Problem statement: Determine the number of lines containing the word "млрд", and state that figure alone.

Provided records:
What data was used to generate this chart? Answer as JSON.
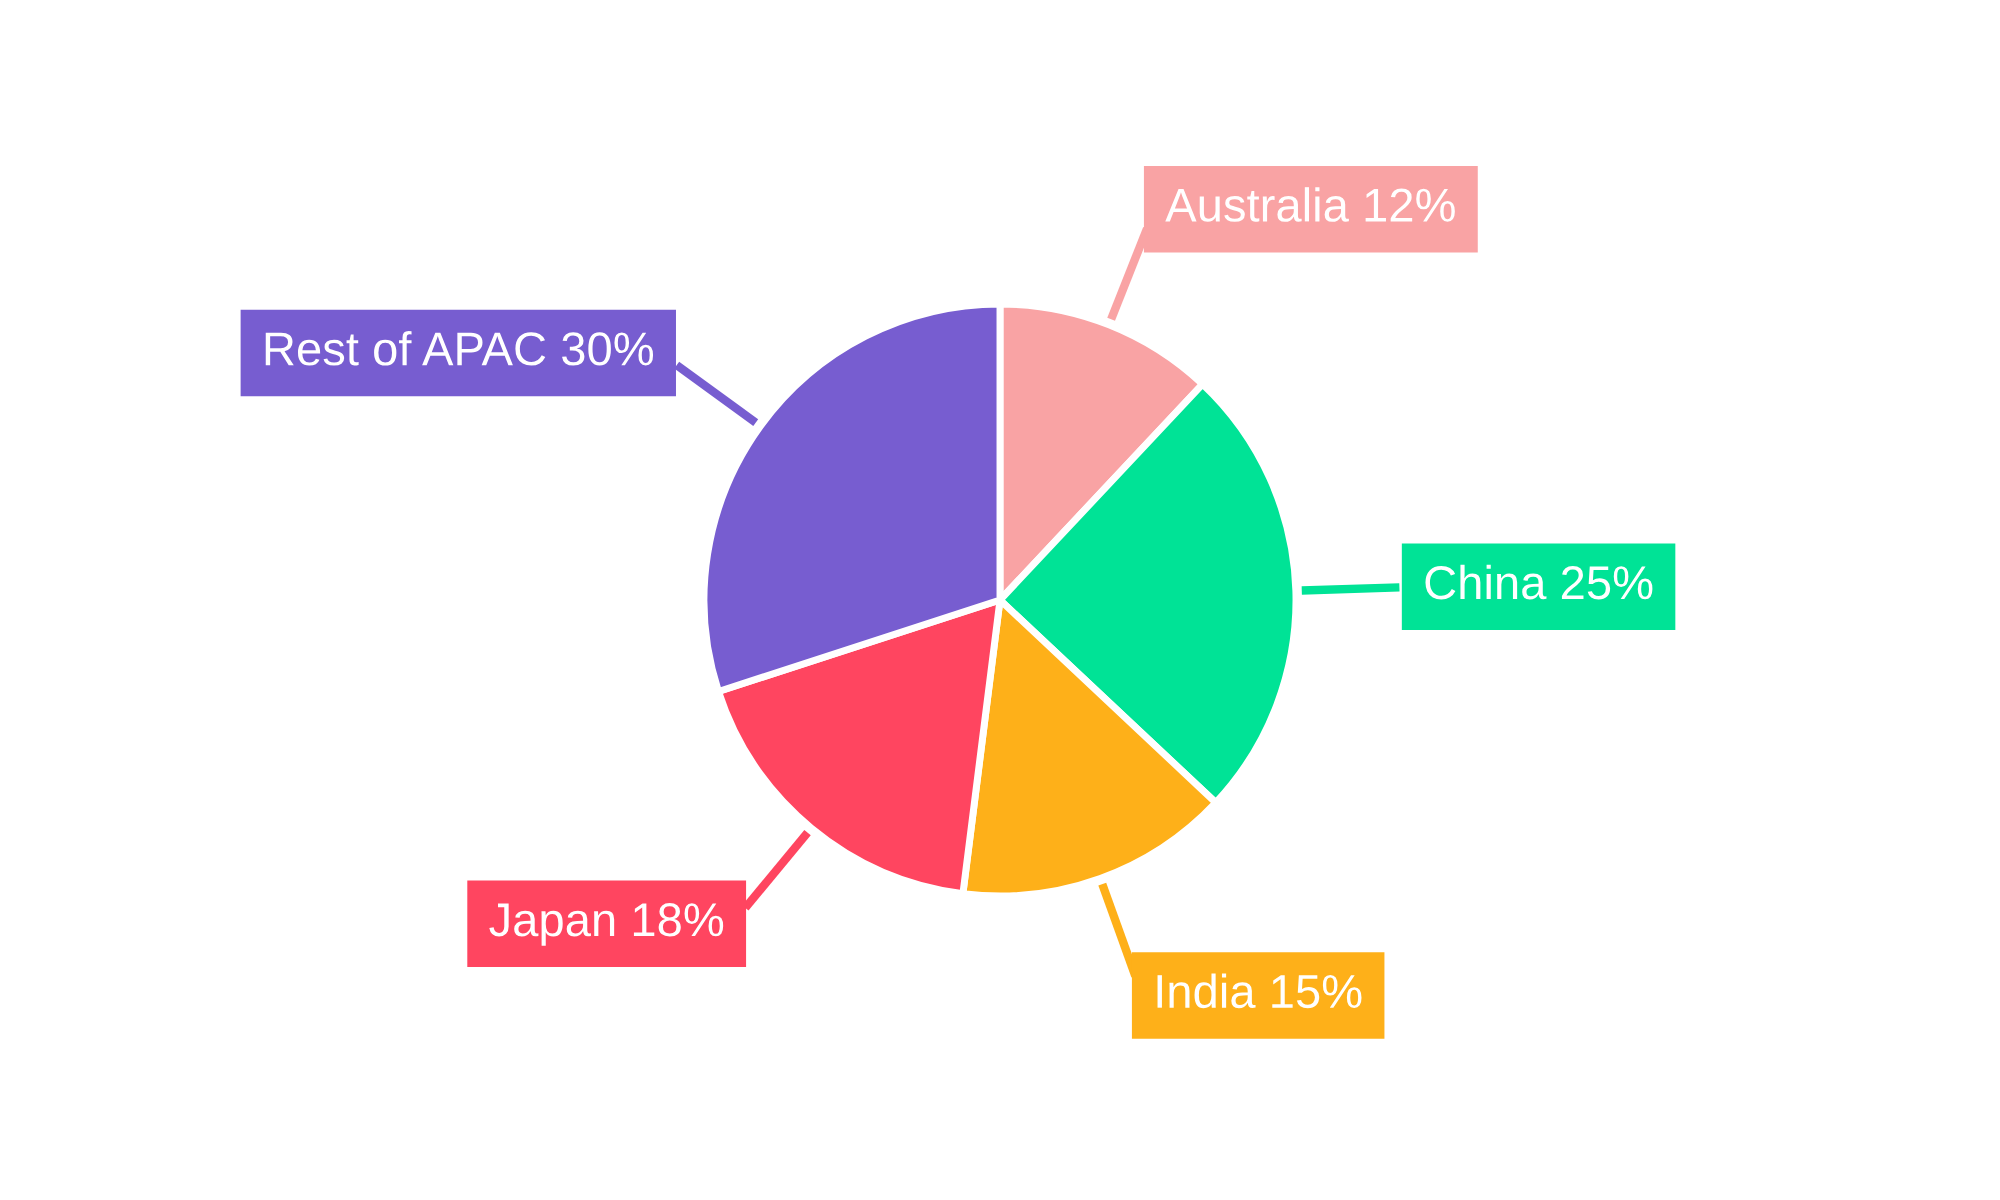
{
  "chart_data": {
    "type": "pie",
    "categories": [
      "Australia",
      "China",
      "India",
      "Japan",
      "Rest of APAC"
    ],
    "values": [
      12,
      25,
      15,
      18,
      30
    ],
    "value_labels": [
      "12%",
      "25%",
      "15%",
      "18%",
      "30%"
    ],
    "colors": [
      "#f9a3a4",
      "#00e396",
      "#feb019",
      "#ff4560",
      "#775dd0"
    ],
    "legend": false
  }
}
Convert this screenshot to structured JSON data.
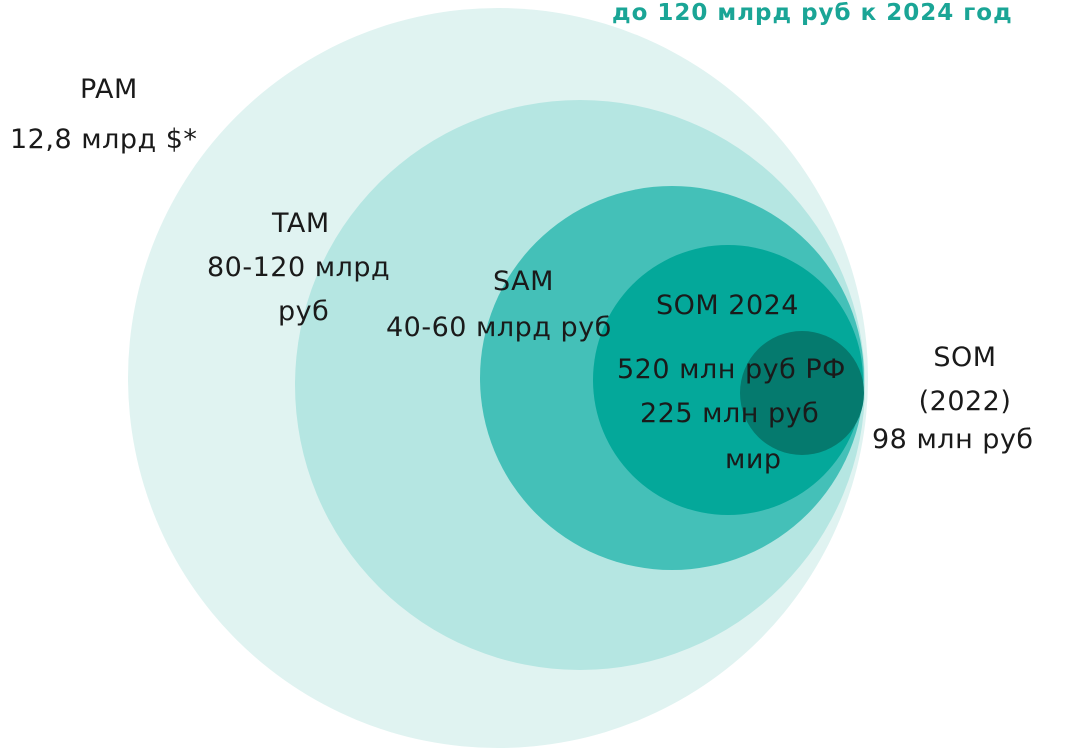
{
  "note": "до 120 млрд руб к 2024 год",
  "colors": {
    "pam": "#e0f3f1",
    "tam": "#b5e6e2",
    "sam": "#44c0b8",
    "som2024": "#04a89a",
    "som2022": "#057a6e",
    "note": "#1aa596"
  },
  "labels": {
    "pam_title": "PAM",
    "pam_value": "12,8 млрд $*",
    "tam_title": "TAM",
    "tam_value_1": "80-120 млрд",
    "tam_value_2": "руб",
    "sam_title": "SAM",
    "sam_value": "40-60 млрд руб",
    "som2024_title": "SOM 2024",
    "som2024_value_1": "520 млн руб РФ",
    "som2024_value_2": "225 млн руб",
    "som2024_value_3": "мир",
    "som2022_title_1": "SOM",
    "som2022_title_2": "(2022)",
    "som2022_value": "98 млн руб"
  }
}
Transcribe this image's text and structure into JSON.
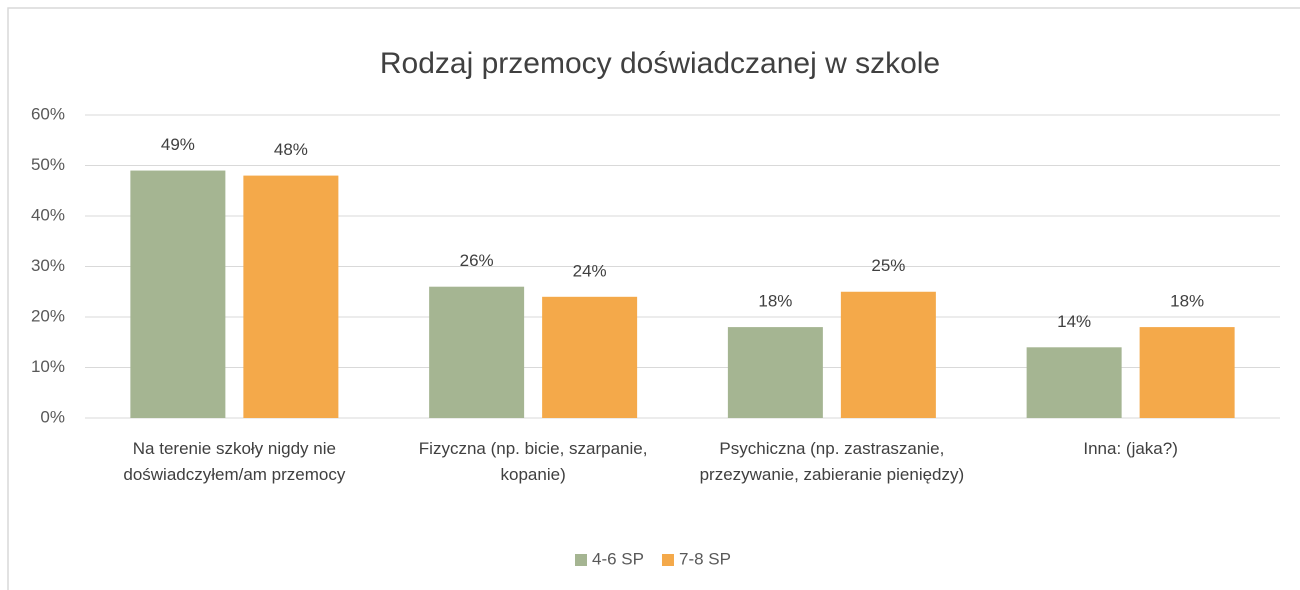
{
  "chart_data": {
    "type": "bar",
    "title": "Rodzaj przemocy doświadczanej w szkole",
    "categories": [
      "Na terenie szkoły nigdy nie doświadczyłem/am przemocy",
      "Fizyczna (np. bicie, szarpanie, kopanie)",
      "Psychiczna (np. zastraszanie, przezywanie, zabieranie pieniędzy)",
      "Inna: (jaka?)"
    ],
    "series": [
      {
        "name": "4-6 SP",
        "color": "#a5b592",
        "values": [
          49,
          26,
          18,
          14
        ],
        "value_labels": [
          "49%",
          "26%",
          "18%",
          "14%"
        ]
      },
      {
        "name": "7-8 SP",
        "color": "#f4a94a",
        "values": [
          48,
          24,
          25,
          18
        ],
        "value_labels": [
          "48%",
          "24%",
          "25%",
          "18%"
        ]
      }
    ],
    "ylim": [
      0,
      60
    ],
    "yticks": [
      {
        "value": 0,
        "label": "0%"
      },
      {
        "value": 10,
        "label": "10%"
      },
      {
        "value": 20,
        "label": "20%"
      },
      {
        "value": 30,
        "label": "30%"
      },
      {
        "value": 40,
        "label": "40%"
      },
      {
        "value": 50,
        "label": "50%"
      },
      {
        "value": 60,
        "label": "60%"
      }
    ],
    "grid": true,
    "legend": "bottom"
  }
}
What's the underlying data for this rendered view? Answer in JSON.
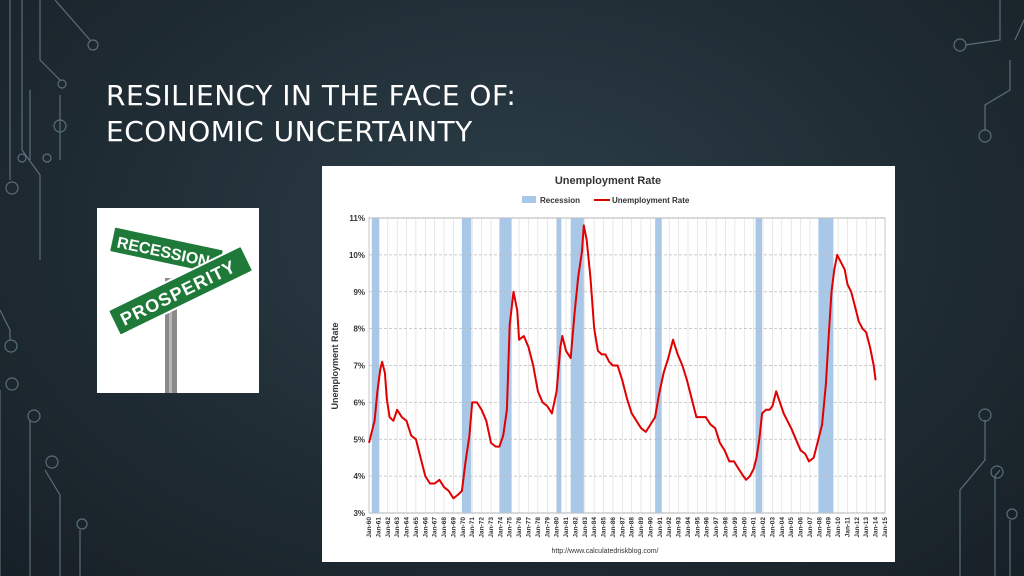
{
  "slide": {
    "title_line1": "RESILIENCY IN THE FACE OF:",
    "title_line2": "ECONOMIC UNCERTAINTY"
  },
  "sign_image": {
    "sign_top": "RECESSION",
    "sign_bottom": "PROSPERITY",
    "sign_color": "#1f7a3a"
  },
  "chart_data": {
    "type": "line",
    "title": "Unemployment Rate",
    "ylabel": "Unemployment Rate",
    "xlabel": "",
    "source": "http://www.calculatedriskblog.com/",
    "legend": [
      {
        "name": "Recession",
        "color": "#a9c8e8"
      },
      {
        "name": "Unemployment Rate",
        "color": "#e00000"
      }
    ],
    "legend_position": "top",
    "ylim": [
      3,
      11
    ],
    "yticks": [
      "3%",
      "4%",
      "5%",
      "6%",
      "7%",
      "8%",
      "9%",
      "10%",
      "11%"
    ],
    "xlim": [
      1960,
      2015
    ],
    "xticks": [
      "Jan-60",
      "Jan-61",
      "Jan-62",
      "Jan-63",
      "Jan-64",
      "Jan-65",
      "Jan-66",
      "Jan-67",
      "Jan-68",
      "Jan-69",
      "Jan-70",
      "Jan-71",
      "Jan-72",
      "Jan-73",
      "Jan-74",
      "Jan-75",
      "Jan-76",
      "Jan-77",
      "Jan-78",
      "Jan-79",
      "Jan-80",
      "Jan-81",
      "Jan-82",
      "Jan-83",
      "Jan-84",
      "Jan-85",
      "Jan-86",
      "Jan-87",
      "Jan-88",
      "Jan-89",
      "Jan-90",
      "Jan-91",
      "Jan-92",
      "Jan-93",
      "Jan-94",
      "Jan-95",
      "Jan-96",
      "Jan-97",
      "Jan-98",
      "Jan-99",
      "Jan-00",
      "Jan-01",
      "Jan-02",
      "Jan-03",
      "Jan-04",
      "Jan-05",
      "Jan-06",
      "Jan-07",
      "Jan-08",
      "Jan-09",
      "Jan-10",
      "Jan-11",
      "Jan-12",
      "Jan-13",
      "Jan-14",
      "Jan-15"
    ],
    "grid": true,
    "recessions": [
      [
        1960.3,
        1961.1
      ],
      [
        1969.9,
        1970.9
      ],
      [
        1973.9,
        1975.2
      ],
      [
        1980.0,
        1980.5
      ],
      [
        1981.5,
        1982.9
      ],
      [
        1990.5,
        1991.2
      ],
      [
        2001.2,
        2001.9
      ],
      [
        2007.9,
        2009.5
      ]
    ],
    "series": [
      {
        "name": "Unemployment Rate",
        "color": "#e00000",
        "points": [
          [
            1960.0,
            4.9
          ],
          [
            1960.3,
            5.2
          ],
          [
            1960.6,
            5.5
          ],
          [
            1960.9,
            6.3
          ],
          [
            1961.2,
            6.9
          ],
          [
            1961.4,
            7.1
          ],
          [
            1961.7,
            6.8
          ],
          [
            1961.9,
            6.1
          ],
          [
            1962.2,
            5.6
          ],
          [
            1962.6,
            5.5
          ],
          [
            1963.0,
            5.8
          ],
          [
            1963.5,
            5.6
          ],
          [
            1964.0,
            5.5
          ],
          [
            1964.5,
            5.1
          ],
          [
            1965.0,
            5.0
          ],
          [
            1965.5,
            4.5
          ],
          [
            1966.0,
            4.0
          ],
          [
            1966.5,
            3.8
          ],
          [
            1967.0,
            3.8
          ],
          [
            1967.5,
            3.9
          ],
          [
            1968.0,
            3.7
          ],
          [
            1968.5,
            3.6
          ],
          [
            1969.0,
            3.4
          ],
          [
            1969.5,
            3.5
          ],
          [
            1969.9,
            3.6
          ],
          [
            1970.3,
            4.4
          ],
          [
            1970.7,
            5.1
          ],
          [
            1971.0,
            6.0
          ],
          [
            1971.5,
            6.0
          ],
          [
            1972.0,
            5.8
          ],
          [
            1972.5,
            5.5
          ],
          [
            1973.0,
            4.9
          ],
          [
            1973.5,
            4.8
          ],
          [
            1973.9,
            4.8
          ],
          [
            1974.3,
            5.1
          ],
          [
            1974.7,
            5.8
          ],
          [
            1975.0,
            8.1
          ],
          [
            1975.4,
            9.0
          ],
          [
            1975.8,
            8.5
          ],
          [
            1976.0,
            7.7
          ],
          [
            1976.5,
            7.8
          ],
          [
            1977.0,
            7.5
          ],
          [
            1977.5,
            7.0
          ],
          [
            1978.0,
            6.3
          ],
          [
            1978.5,
            6.0
          ],
          [
            1979.0,
            5.9
          ],
          [
            1979.5,
            5.7
          ],
          [
            1980.0,
            6.3
          ],
          [
            1980.4,
            7.5
          ],
          [
            1980.6,
            7.8
          ],
          [
            1981.0,
            7.4
          ],
          [
            1981.5,
            7.2
          ],
          [
            1981.9,
            8.4
          ],
          [
            1982.3,
            9.4
          ],
          [
            1982.7,
            10.1
          ],
          [
            1982.9,
            10.8
          ],
          [
            1983.2,
            10.4
          ],
          [
            1983.6,
            9.4
          ],
          [
            1984.0,
            8.0
          ],
          [
            1984.4,
            7.4
          ],
          [
            1984.8,
            7.3
          ],
          [
            1985.2,
            7.3
          ],
          [
            1985.6,
            7.1
          ],
          [
            1986.0,
            7.0
          ],
          [
            1986.5,
            7.0
          ],
          [
            1987.0,
            6.6
          ],
          [
            1987.5,
            6.1
          ],
          [
            1988.0,
            5.7
          ],
          [
            1988.5,
            5.5
          ],
          [
            1989.0,
            5.3
          ],
          [
            1989.5,
            5.2
          ],
          [
            1990.0,
            5.4
          ],
          [
            1990.5,
            5.6
          ],
          [
            1990.9,
            6.2
          ],
          [
            1991.4,
            6.8
          ],
          [
            1991.9,
            7.2
          ],
          [
            1992.4,
            7.7
          ],
          [
            1992.9,
            7.3
          ],
          [
            1993.4,
            7.0
          ],
          [
            1993.9,
            6.6
          ],
          [
            1994.4,
            6.1
          ],
          [
            1994.9,
            5.6
          ],
          [
            1995.4,
            5.6
          ],
          [
            1995.9,
            5.6
          ],
          [
            1996.4,
            5.4
          ],
          [
            1996.9,
            5.3
          ],
          [
            1997.4,
            4.9
          ],
          [
            1997.9,
            4.7
          ],
          [
            1998.4,
            4.4
          ],
          [
            1998.9,
            4.4
          ],
          [
            1999.4,
            4.2
          ],
          [
            1999.9,
            4.0
          ],
          [
            2000.2,
            3.9
          ],
          [
            2000.6,
            4.0
          ],
          [
            2001.0,
            4.2
          ],
          [
            2001.3,
            4.5
          ],
          [
            2001.6,
            5.0
          ],
          [
            2001.9,
            5.7
          ],
          [
            2002.3,
            5.8
          ],
          [
            2002.7,
            5.8
          ],
          [
            2003.0,
            5.9
          ],
          [
            2003.4,
            6.3
          ],
          [
            2003.8,
            6.0
          ],
          [
            2004.2,
            5.7
          ],
          [
            2004.6,
            5.5
          ],
          [
            2005.0,
            5.3
          ],
          [
            2005.5,
            5.0
          ],
          [
            2006.0,
            4.7
          ],
          [
            2006.5,
            4.6
          ],
          [
            2006.9,
            4.4
          ],
          [
            2007.4,
            4.5
          ],
          [
            2007.9,
            5.0
          ],
          [
            2008.3,
            5.4
          ],
          [
            2008.7,
            6.5
          ],
          [
            2009.0,
            7.8
          ],
          [
            2009.3,
            9.0
          ],
          [
            2009.6,
            9.6
          ],
          [
            2009.9,
            10.0
          ],
          [
            2010.3,
            9.8
          ],
          [
            2010.7,
            9.6
          ],
          [
            2011.0,
            9.2
          ],
          [
            2011.4,
            9.0
          ],
          [
            2011.8,
            8.6
          ],
          [
            2012.2,
            8.2
          ],
          [
            2012.6,
            8.0
          ],
          [
            2013.0,
            7.9
          ],
          [
            2013.4,
            7.5
          ],
          [
            2013.8,
            7.0
          ],
          [
            2014.0,
            6.6
          ]
        ]
      }
    ]
  }
}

Correct answer: 4